▶ [Written exercise] Please rewrite the items as a JSON list of strings, starting at the line that contains "series-line-0 [91,230,184,382]" and ending at the line that contains "x-axis: 1984-85 1984-85", with both of those lines included. Give one string per line and leave out blank lines.

▶ [Information given]

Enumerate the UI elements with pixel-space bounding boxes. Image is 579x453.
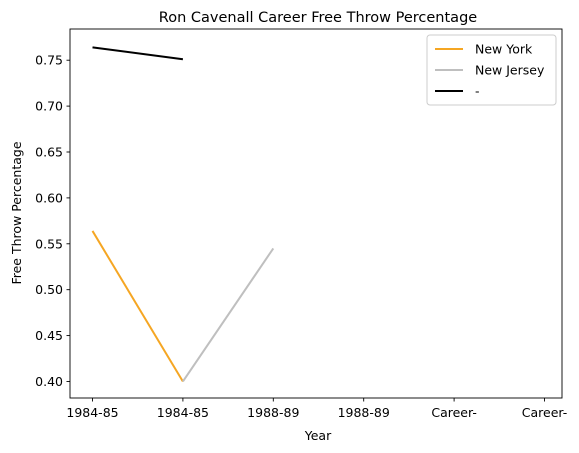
series-line-0 [91,230,184,382]
y-tick-label: 0.40 [35,374,63,389]
x-tick-label: 1988-89 [247,405,299,420]
y-tick-label: 0.45 [35,328,63,343]
y-tick-label: 0.65 [35,145,63,160]
series-lines [91,46,275,383]
y-axis: 0.40 0.45 0.50 0.55 0.60 0.65 0.70 0.75 [35,53,70,389]
x-tick-label: 1984-85 [157,405,209,420]
plot-frame [69,28,563,399]
legend-entry-1: New Jersey [475,63,545,78]
y-tick-label: 0.75 [35,53,63,68]
series-line-2 [92,46,184,61]
chart-title: Ron Cavenall Career Free Throw Percentag… [159,10,477,26]
legend-entry-0: New York [475,42,533,57]
x-axis-label: Year [304,428,332,443]
legend: New York New Jersey - [426,34,557,106]
series-line-1 [182,247,275,383]
x-axis: 1984-85 1984-85 1988-89 1988-89 Career- Caree… [66,398,567,420]
y-axis-label: Free Throw Percentage [9,141,24,284]
y-tick-label: 0.55 [35,236,63,251]
legend-entry-2: - [475,84,480,99]
x-tick-label: 1988-89 [338,405,390,420]
x-tick-label: Career- [431,405,476,420]
y-tick-label: 0.60 [35,190,63,205]
legend-box [426,34,557,106]
x-tick-label: 1984-85 [66,405,118,420]
x-tick-label: Career- [522,405,567,420]
y-tick-label: 0.70 [35,99,63,114]
y-tick-label: 0.50 [35,282,63,297]
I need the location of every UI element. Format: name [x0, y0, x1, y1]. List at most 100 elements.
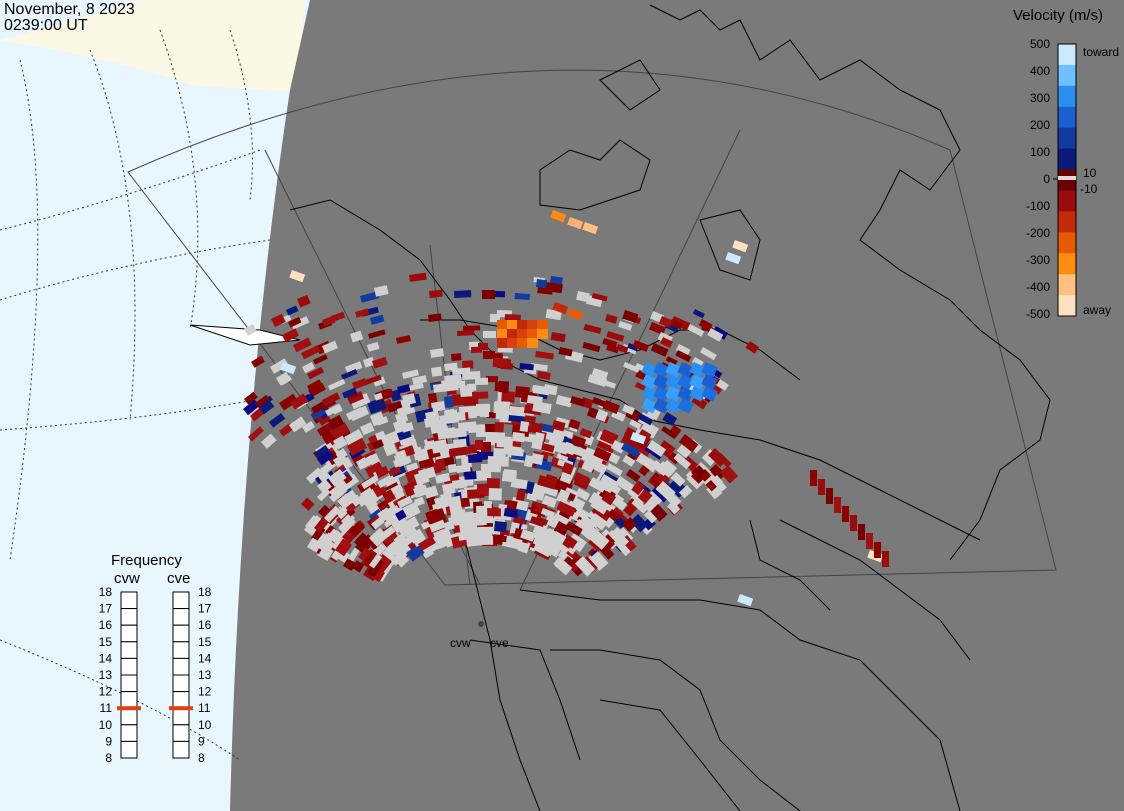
away-label: away [1083, 303, 1111, 317]
colorbar-tick-label: 0 [1043, 172, 1050, 186]
data-cell [536, 370, 551, 380]
data-cell [511, 432, 525, 443]
radar-site-markers: cvw cve [450, 621, 509, 650]
data-cell [350, 392, 371, 410]
data-cell [616, 344, 629, 354]
data-cell [391, 515, 410, 534]
data-cell [528, 421, 543, 435]
data-cell [322, 340, 338, 354]
data-cell [602, 338, 618, 348]
colorbar-tick-label: -400 [1026, 280, 1050, 294]
data-cell [367, 557, 385, 578]
data-cell [281, 328, 299, 343]
data-cell [474, 377, 489, 385]
data-cell [675, 349, 692, 363]
data-cell [632, 340, 650, 352]
data-cell [367, 397, 388, 415]
data-cell [621, 441, 640, 458]
data-cell [444, 520, 455, 531]
data-cell-orange [497, 338, 508, 348]
data-cell [606, 330, 625, 342]
data-cell [535, 350, 554, 360]
frequency-tick-label: 12 [198, 685, 212, 699]
data-cell-blue [689, 374, 706, 390]
night-area [0, 0, 305, 92]
data-cell-orange [517, 320, 528, 330]
data-cell [620, 434, 641, 451]
data-cell [509, 406, 526, 419]
data-cell [371, 356, 388, 369]
data-cell [583, 324, 602, 334]
data-cell [311, 401, 327, 415]
data-cell-blue [701, 374, 718, 390]
data-cell [627, 343, 639, 352]
data-cell-blue [689, 386, 706, 402]
data-cell [745, 340, 760, 354]
data-cell [394, 449, 409, 464]
frequency-tick-label: 14 [99, 651, 113, 665]
data-cell [646, 440, 667, 457]
data-cell [669, 319, 683, 330]
data-cell-highlight [550, 209, 567, 223]
data-cell [483, 424, 498, 432]
data-cell [629, 416, 643, 430]
data-cell [488, 488, 502, 501]
data-cell [406, 516, 420, 530]
data-cell [481, 532, 492, 542]
data-cell [519, 363, 534, 371]
data-cell [413, 484, 429, 498]
data-cell [259, 400, 275, 415]
data-cell [501, 470, 517, 483]
data-cell [458, 531, 469, 541]
data-cell-blue [677, 362, 694, 378]
data-cell [388, 466, 402, 477]
data-cell [874, 542, 881, 558]
colorbar-tick-label: 100 [1030, 145, 1050, 159]
data-cell [387, 541, 402, 556]
data-cell [397, 405, 416, 417]
data-cell [623, 362, 640, 373]
colorbar-segment [1058, 253, 1076, 275]
data-cell [481, 464, 496, 471]
data-cell [377, 474, 395, 489]
data-cell [544, 282, 563, 294]
data-cell [637, 412, 654, 426]
data-cell [369, 314, 385, 325]
data-cell [244, 391, 258, 405]
data-cell [556, 501, 577, 517]
colorbar-tick-labels: 500400300200100100-10-100-200-300-400-50… [1026, 37, 1098, 321]
frequency-cell [120, 591, 138, 610]
data-cell [472, 391, 489, 399]
data-cell [359, 487, 376, 503]
data-cell [334, 538, 353, 557]
frequency-cell [172, 707, 190, 726]
data-cell [558, 347, 573, 357]
data-cell [449, 502, 464, 517]
data-cell [676, 443, 693, 459]
data-cell [301, 497, 315, 511]
data-cell [673, 453, 692, 470]
data-cell [582, 342, 601, 353]
data-cell [380, 388, 394, 399]
data-cell [593, 447, 612, 462]
data-cell [350, 407, 364, 419]
data-cell [574, 506, 591, 521]
data-cell-blue [665, 398, 682, 414]
frequency-cell [120, 624, 138, 643]
data-cell [574, 556, 596, 577]
data-cell [342, 387, 358, 399]
data-cell [429, 519, 446, 533]
data-cell [413, 535, 426, 548]
data-cell [317, 450, 334, 466]
data-cell [826, 488, 833, 504]
data-cell [316, 488, 331, 502]
data-cell [395, 509, 407, 521]
data-cell [427, 313, 442, 322]
data-cell [369, 553, 383, 569]
data-cell [667, 501, 681, 515]
data-cell [501, 391, 515, 403]
data-cell-blue [689, 362, 706, 378]
data-cell [582, 433, 595, 446]
data-cell-blue [665, 374, 682, 390]
data-cell [555, 395, 573, 408]
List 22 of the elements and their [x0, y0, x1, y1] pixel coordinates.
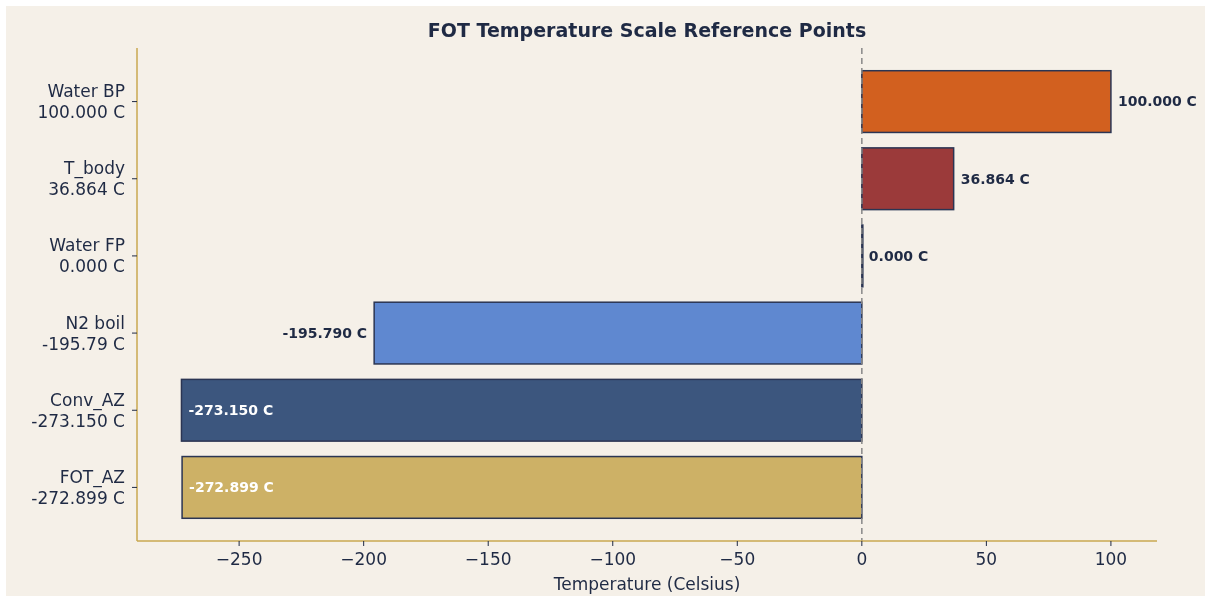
y-tick-label: Water FP 0.000 C: [49, 235, 125, 277]
data-label: 36.864 C: [960, 170, 1030, 187]
data-label: -272.899 C: [189, 479, 274, 496]
x-tick-label: 100: [1094, 549, 1128, 569]
y-tick-label: T_body 36.864 C: [48, 158, 125, 200]
x-tick-label: −250: [215, 549, 263, 569]
data-label: -195.790 C: [282, 324, 368, 341]
x-tick-label: −100: [589, 549, 637, 569]
x-tick-label: −150: [464, 549, 512, 569]
data-label: -273.150 C: [188, 402, 274, 419]
data-label: 100.000 C: [1117, 93, 1197, 110]
x-tick-label: −50: [719, 549, 756, 569]
y-tick-label: N2 boil -195.79 C: [42, 312, 125, 354]
y-tick-label: Conv_AZ -273.150 C: [31, 389, 125, 431]
x-tick-label: 50: [975, 549, 998, 569]
x-tick-label: −200: [340, 549, 388, 569]
y-tick-label: Water BP 100.000 C: [37, 81, 125, 123]
data-label: 0.000 C: [868, 247, 929, 264]
y-tick-label: FOT_AZ -272.899 C: [31, 466, 125, 508]
x-axis-title: Temperature (Celsius): [552, 574, 741, 594]
x-tick-label: 0: [856, 549, 868, 569]
chart-title: FOT Temperature Scale Reference Points: [427, 19, 867, 41]
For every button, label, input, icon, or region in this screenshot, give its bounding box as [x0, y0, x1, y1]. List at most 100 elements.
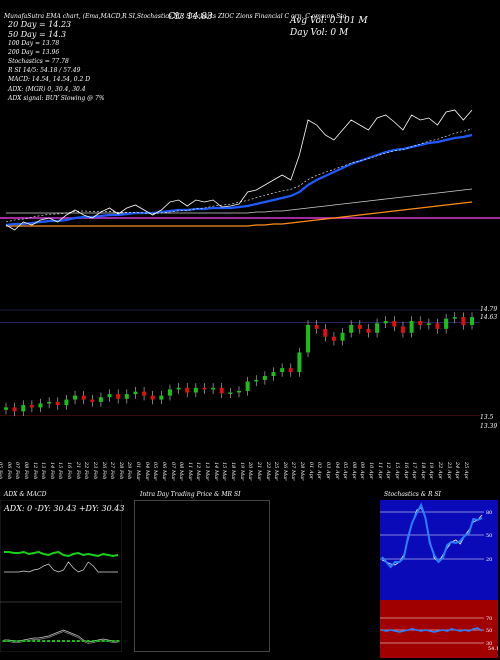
candle-body: [81, 395, 86, 400]
x-tick-label: 26 Feb: [100, 462, 107, 480]
candle-body: [150, 395, 155, 400]
price-axis-bottom: 13.5: [480, 414, 494, 421]
macd-histogram-bar: [2, 640, 6, 642]
rsi-tick-label: 50: [486, 628, 492, 634]
x-tick-label: 13 Mar: [204, 462, 211, 481]
adx-macd-panel: [0, 500, 122, 652]
macd-histogram-bar: [32, 640, 36, 642]
ma100-readout: 100 Day = 13.78: [8, 40, 60, 47]
ma50-readout: 50 Day = 14.3: [8, 30, 67, 39]
macd-histogram-bar: [12, 640, 16, 642]
macd-histogram-bar: [22, 640, 26, 642]
candle-body: [409, 321, 414, 333]
candle-body: [349, 324, 354, 333]
candle-body: [470, 317, 474, 325]
candle-body: [323, 328, 328, 337]
candle-body: [383, 321, 388, 324]
x-tick-label: 08 Feb: [22, 462, 29, 480]
x-tick-label: 22 Feb: [83, 462, 90, 480]
rsi-tick-label: 70: [486, 616, 492, 622]
candle-body: [124, 394, 129, 399]
x-tick-label: 06 Feb: [5, 462, 12, 480]
x-tick-label: 21 Feb: [74, 462, 81, 480]
x-tick-label: 16 Feb: [66, 462, 73, 480]
x-tick-label: 06 Mar: [160, 462, 167, 481]
dy-line: [4, 561, 118, 573]
candle-body: [461, 317, 466, 325]
macd-readout: MACD: 14.54, 14.54, 0.2 D: [8, 76, 91, 83]
x-tick-label: 04 Mar: [143, 462, 150, 481]
candle-body: [297, 352, 302, 373]
rsi-tick-label: 30: [486, 641, 492, 647]
x-tick-label: 08 Mar: [178, 462, 185, 481]
x-tick-label: 07 Feb: [14, 462, 21, 480]
macd-histogram-bar: [27, 640, 31, 642]
x-tick-label: 11 Apr: [376, 462, 383, 480]
x-tick-label: 18 Mar: [230, 462, 236, 481]
candle-body: [392, 321, 397, 327]
macd-histogram-bar: [76, 640, 80, 642]
candle-body: [400, 326, 405, 333]
candle-body: [245, 381, 250, 391]
candle-body: [271, 372, 276, 376]
ema-20-line: [5, 133, 473, 227]
x-tick-label: 23 Feb: [91, 462, 98, 480]
macd-histogram-bar: [116, 640, 120, 642]
rsi-line: [381, 627, 483, 633]
x-tick-label: 16 Apr: [402, 462, 409, 480]
stoch-tick-label: 20: [486, 557, 492, 563]
x-tick-label: 19 Mar: [238, 462, 245, 481]
x-tick-label: 19 Apr: [428, 462, 435, 480]
stoch-readout: Stochastics = 77.78: [8, 58, 69, 65]
ma20-readout: 20 Day = 14.23: [8, 20, 72, 29]
candle-body: [98, 397, 103, 402]
macd-histogram-bar: [91, 640, 95, 642]
macd-histogram-bar: [52, 640, 56, 642]
x-tick-label: 09 Apr: [359, 462, 366, 480]
candle-body: [262, 376, 267, 380]
x-tick-label: 12 Mar: [195, 462, 202, 481]
x-tick-label: 18 Apr: [419, 462, 426, 480]
x-tick-label: 26 Mar: [281, 462, 288, 481]
macd-histogram-bar: [37, 640, 41, 642]
candle-body: [167, 389, 172, 396]
x-tick-label: 02 Apr: [316, 462, 323, 480]
stoch-panel-title: Stochastics & R SI: [384, 491, 441, 498]
candle-body: [73, 395, 78, 400]
x-tick-label: 27 Feb: [109, 462, 116, 480]
price-axis-bottom2: 13.39: [480, 423, 498, 430]
candle-body: [4, 407, 8, 410]
candle-body: [366, 328, 371, 333]
header-top-line: MunafaSutra EMA chart, (Ema,MACD,R SI,St…: [4, 13, 347, 20]
candle-body: [38, 403, 43, 408]
candle-body: [64, 399, 69, 406]
candle-body: [142, 391, 147, 396]
stoch-bg: [380, 500, 498, 600]
candle-body: [228, 392, 233, 394]
rsi-value-label: 54.18: [488, 646, 498, 652]
ema-orange-line: [6, 201, 473, 227]
candle-body: [288, 368, 293, 373]
candle-body: [116, 394, 121, 399]
x-tick-label: 22 Apr: [437, 462, 444, 480]
candle-body: [452, 317, 457, 319]
candle-body: [159, 395, 164, 400]
x-tick-label: 04 Apr: [333, 462, 340, 480]
adx-readout: ADX: (MGR) 0, 30.4, 30.4: [8, 86, 86, 93]
stochastics-panel: 80 50 20: [380, 500, 498, 600]
x-tick-label: 05 Mar: [152, 462, 159, 481]
price-axis-top: 14.79: [480, 306, 498, 313]
macd-histogram-bar: [17, 640, 21, 642]
candle-body: [331, 336, 336, 341]
x-tick-label: 24 Apr: [454, 462, 461, 480]
x-tick-label: 11 Mar: [186, 462, 193, 481]
x-tick-label: 15 Mar: [221, 462, 228, 481]
candle-body: [254, 379, 259, 382]
candle-body: [314, 324, 319, 329]
candle-body: [306, 324, 311, 353]
candle-body: [426, 323, 431, 325]
x-tick-label: 25 Mar: [273, 462, 280, 481]
candle-body: [185, 387, 190, 393]
adx-line: [4, 550, 119, 558]
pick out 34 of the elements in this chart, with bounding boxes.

▶ [Reply to the task]
[
  "series-line-0 [91,230,184,382]",
  "y-tick-label: 0.40 [35,374,63,389]",
  "x-tick-label: 1988-89 [247,405,299,420]",
  "y-tick-label: 0.45 [35,328,63,343]",
  "y-tick-label: 0.65 [35,145,63,160]",
  "series-lines [91,46,275,383]",
  "y-axis: 0.40 0.45 0.50 0.55 0.60 0.65 0.70 0.75 [35,53,70,389]",
  "x-tick-label: 1984-85 [157,405,209,420]",
  "plot-frame [69,28,563,399]",
  "legend-entry-1: New Jersey [475,63,545,78]",
  "y-tick-label: 0.75 [35,53,63,68]",
  "series-line-2 [92,46,184,61]",
  "chart-title: Ron Cavenall Career Free Throw Percentag… [159,10,477,26]",
  "legend-entry-0: New York [475,42,533,57]",
  "x-axis-label: Year [304,428,332,443]",
  "legend: New York New Jersey - [426,34,557,106]",
  "series-line-1 [182,247,275,383]",
  "x-axis: 1984-85 1984-85 1988-89 1988-89 Career- Caree… [66,398,567,420]"
]